→ Extracted data
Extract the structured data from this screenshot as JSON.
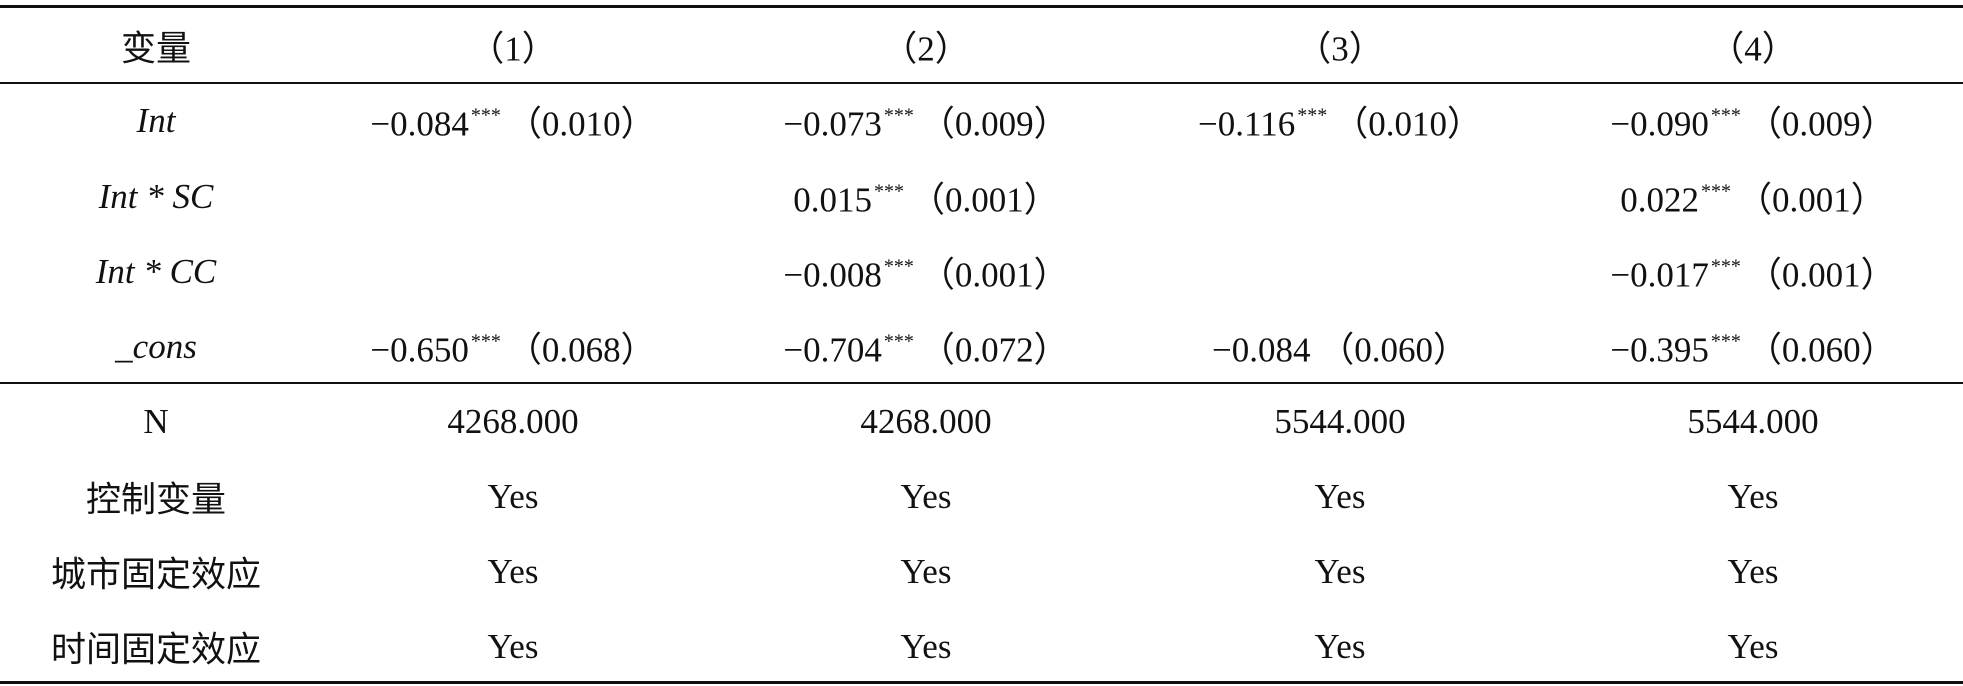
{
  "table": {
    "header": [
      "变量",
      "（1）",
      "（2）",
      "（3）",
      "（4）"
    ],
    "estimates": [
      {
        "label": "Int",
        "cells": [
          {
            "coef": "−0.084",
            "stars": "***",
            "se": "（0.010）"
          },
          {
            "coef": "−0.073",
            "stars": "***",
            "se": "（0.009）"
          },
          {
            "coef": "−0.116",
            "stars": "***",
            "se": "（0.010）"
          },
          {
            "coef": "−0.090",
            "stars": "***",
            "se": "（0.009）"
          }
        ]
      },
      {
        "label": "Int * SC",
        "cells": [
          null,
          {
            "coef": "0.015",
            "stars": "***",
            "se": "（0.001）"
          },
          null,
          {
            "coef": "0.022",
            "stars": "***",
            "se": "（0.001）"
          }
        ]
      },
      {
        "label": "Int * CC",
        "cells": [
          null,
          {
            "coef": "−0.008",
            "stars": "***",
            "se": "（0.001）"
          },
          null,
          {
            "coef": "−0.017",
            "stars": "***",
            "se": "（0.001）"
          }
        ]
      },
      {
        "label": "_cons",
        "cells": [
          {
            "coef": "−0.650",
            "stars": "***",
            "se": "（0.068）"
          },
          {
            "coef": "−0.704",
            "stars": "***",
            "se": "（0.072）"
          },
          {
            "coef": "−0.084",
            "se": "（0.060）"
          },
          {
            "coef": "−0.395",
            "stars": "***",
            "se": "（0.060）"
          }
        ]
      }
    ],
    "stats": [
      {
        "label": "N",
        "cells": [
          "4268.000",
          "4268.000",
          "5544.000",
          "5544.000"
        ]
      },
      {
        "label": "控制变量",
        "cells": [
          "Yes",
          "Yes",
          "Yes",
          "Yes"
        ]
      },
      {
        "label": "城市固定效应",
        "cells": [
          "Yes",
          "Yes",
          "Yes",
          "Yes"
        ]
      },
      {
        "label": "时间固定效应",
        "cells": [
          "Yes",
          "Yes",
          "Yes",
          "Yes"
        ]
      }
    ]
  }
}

→ Task to carry out
Extract the text of all the records above verbatim, excluding pictures.

→ The result
Extract the structured data from this screenshot as JSON.
{
  "table": {
    "header": [
      "变量",
      "（1）",
      "（2）",
      "（3）",
      "（4）"
    ],
    "estimates": [
      {
        "label": "Int",
        "cells": [
          {
            "coef": "−0.084",
            "stars": "***",
            "se": "（0.010）"
          },
          {
            "coef": "−0.073",
            "stars": "***",
            "se": "（0.009）"
          },
          {
            "coef": "−0.116",
            "stars": "***",
            "se": "（0.010）"
          },
          {
            "coef": "−0.090",
            "stars": "***",
            "se": "（0.009）"
          }
        ]
      },
      {
        "label": "Int * SC",
        "cells": [
          null,
          {
            "coef": "0.015",
            "stars": "***",
            "se": "（0.001）"
          },
          null,
          {
            "coef": "0.022",
            "stars": "***",
            "se": "（0.001）"
          }
        ]
      },
      {
        "label": "Int * CC",
        "cells": [
          null,
          {
            "coef": "−0.008",
            "stars": "***",
            "se": "（0.001）"
          },
          null,
          {
            "coef": "−0.017",
            "stars": "***",
            "se": "（0.001）"
          }
        ]
      },
      {
        "label": "_cons",
        "cells": [
          {
            "coef": "−0.650",
            "stars": "***",
            "se": "（0.068）"
          },
          {
            "coef": "−0.704",
            "stars": "***",
            "se": "（0.072）"
          },
          {
            "coef": "−0.084",
            "se": "（0.060）"
          },
          {
            "coef": "−0.395",
            "stars": "***",
            "se": "（0.060）"
          }
        ]
      }
    ],
    "stats": [
      {
        "label": "N",
        "cells": [
          "4268.000",
          "4268.000",
          "5544.000",
          "5544.000"
        ]
      },
      {
        "label": "控制变量",
        "cells": [
          "Yes",
          "Yes",
          "Yes",
          "Yes"
        ]
      },
      {
        "label": "城市固定效应",
        "cells": [
          "Yes",
          "Yes",
          "Yes",
          "Yes"
        ]
      },
      {
        "label": "时间固定效应",
        "cells": [
          "Yes",
          "Yes",
          "Yes",
          "Yes"
        ]
      }
    ]
  }
}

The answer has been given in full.